▶

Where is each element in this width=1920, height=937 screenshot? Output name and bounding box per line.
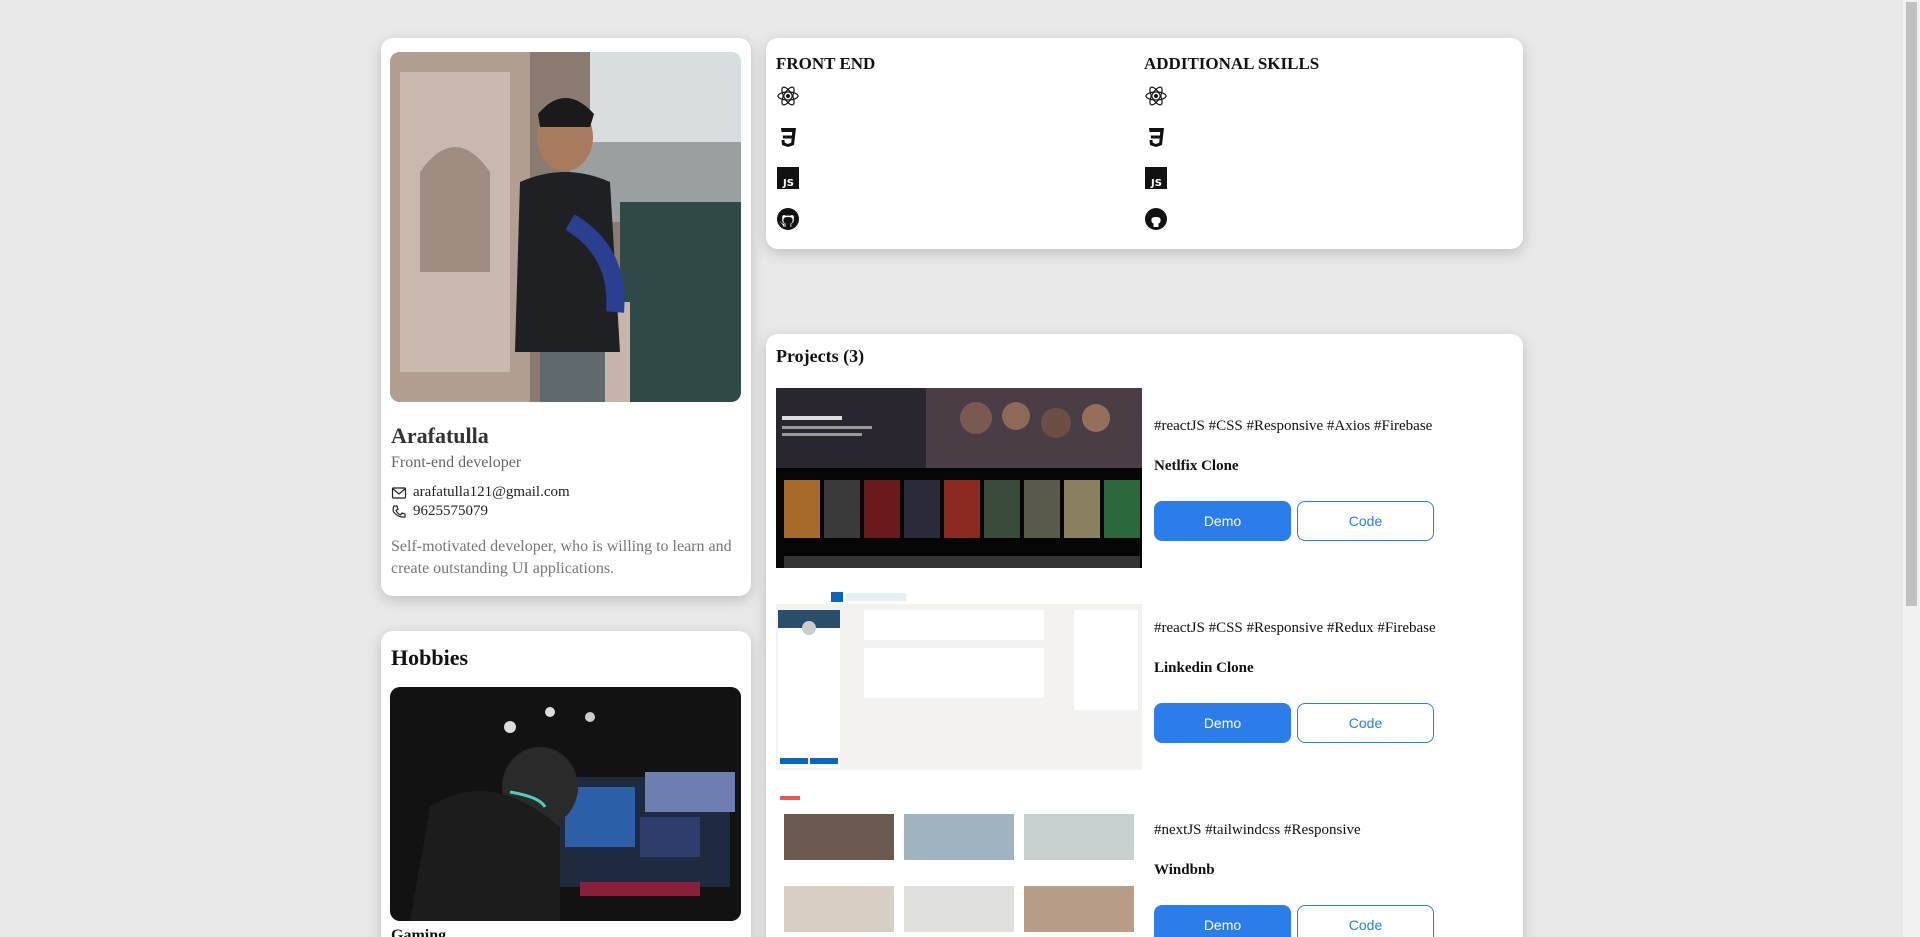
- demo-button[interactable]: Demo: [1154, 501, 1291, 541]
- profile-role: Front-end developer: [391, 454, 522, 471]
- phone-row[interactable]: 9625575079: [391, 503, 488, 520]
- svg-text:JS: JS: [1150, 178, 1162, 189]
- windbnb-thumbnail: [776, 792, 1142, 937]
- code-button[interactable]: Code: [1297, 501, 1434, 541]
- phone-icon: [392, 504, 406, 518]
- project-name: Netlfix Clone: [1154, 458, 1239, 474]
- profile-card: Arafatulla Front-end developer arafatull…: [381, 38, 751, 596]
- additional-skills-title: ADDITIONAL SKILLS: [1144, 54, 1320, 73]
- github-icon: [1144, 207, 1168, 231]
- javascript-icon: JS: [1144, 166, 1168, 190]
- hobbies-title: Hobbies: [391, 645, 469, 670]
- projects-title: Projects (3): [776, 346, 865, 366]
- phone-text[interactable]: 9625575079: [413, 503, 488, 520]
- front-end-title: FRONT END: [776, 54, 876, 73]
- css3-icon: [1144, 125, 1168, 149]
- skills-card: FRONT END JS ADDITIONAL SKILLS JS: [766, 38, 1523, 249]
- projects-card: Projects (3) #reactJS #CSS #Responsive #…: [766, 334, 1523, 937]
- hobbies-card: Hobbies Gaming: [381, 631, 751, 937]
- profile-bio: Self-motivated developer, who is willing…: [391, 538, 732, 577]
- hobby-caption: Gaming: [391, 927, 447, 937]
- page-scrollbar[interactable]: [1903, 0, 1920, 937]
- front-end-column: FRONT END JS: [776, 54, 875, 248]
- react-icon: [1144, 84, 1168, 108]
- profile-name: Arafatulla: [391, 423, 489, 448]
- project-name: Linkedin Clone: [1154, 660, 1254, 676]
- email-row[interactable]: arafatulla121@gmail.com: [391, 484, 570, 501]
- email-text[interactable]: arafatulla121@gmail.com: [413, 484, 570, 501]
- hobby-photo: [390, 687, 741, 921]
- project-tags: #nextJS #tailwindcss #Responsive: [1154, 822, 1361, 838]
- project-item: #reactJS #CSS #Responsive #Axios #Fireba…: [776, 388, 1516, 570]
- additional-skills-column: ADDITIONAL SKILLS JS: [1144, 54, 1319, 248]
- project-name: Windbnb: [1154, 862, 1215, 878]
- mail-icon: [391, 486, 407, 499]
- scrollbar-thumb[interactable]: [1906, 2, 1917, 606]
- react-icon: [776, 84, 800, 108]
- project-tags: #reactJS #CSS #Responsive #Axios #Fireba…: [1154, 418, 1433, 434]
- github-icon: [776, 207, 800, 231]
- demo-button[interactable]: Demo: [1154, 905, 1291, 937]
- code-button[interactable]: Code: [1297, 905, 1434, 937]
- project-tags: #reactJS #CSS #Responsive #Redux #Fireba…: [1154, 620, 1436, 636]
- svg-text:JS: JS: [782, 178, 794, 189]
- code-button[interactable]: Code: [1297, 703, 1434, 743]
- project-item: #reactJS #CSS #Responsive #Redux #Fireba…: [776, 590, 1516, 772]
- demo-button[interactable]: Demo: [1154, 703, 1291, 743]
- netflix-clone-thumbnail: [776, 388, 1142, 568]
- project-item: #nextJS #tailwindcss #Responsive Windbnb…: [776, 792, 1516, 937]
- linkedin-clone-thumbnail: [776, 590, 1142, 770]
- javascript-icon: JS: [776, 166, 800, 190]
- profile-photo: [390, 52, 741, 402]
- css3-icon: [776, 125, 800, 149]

◀

Problem statement — Revise the listing, beginning at the line that contains "- demo-button[interactable]: Demo: [1154, 501, 1291, 541]" and stopping after the line that contains "- phone-icon: [392, 504, 406, 518]". Replace "windbnb-thumbnail" with "windbnb-preview" and leave everything else unchanged.

Full response —
- demo-button[interactable]: Demo: [1154, 501, 1291, 541]
- profile-role: Front-end developer: [391, 454, 522, 471]
- phone-row[interactable]: 9625575079: [391, 503, 488, 520]
- svg-text:JS: JS: [1150, 178, 1162, 189]
- windbnb-preview: [776, 792, 1142, 937]
- code-button[interactable]: Code: [1297, 501, 1434, 541]
- phone-icon: [392, 504, 406, 518]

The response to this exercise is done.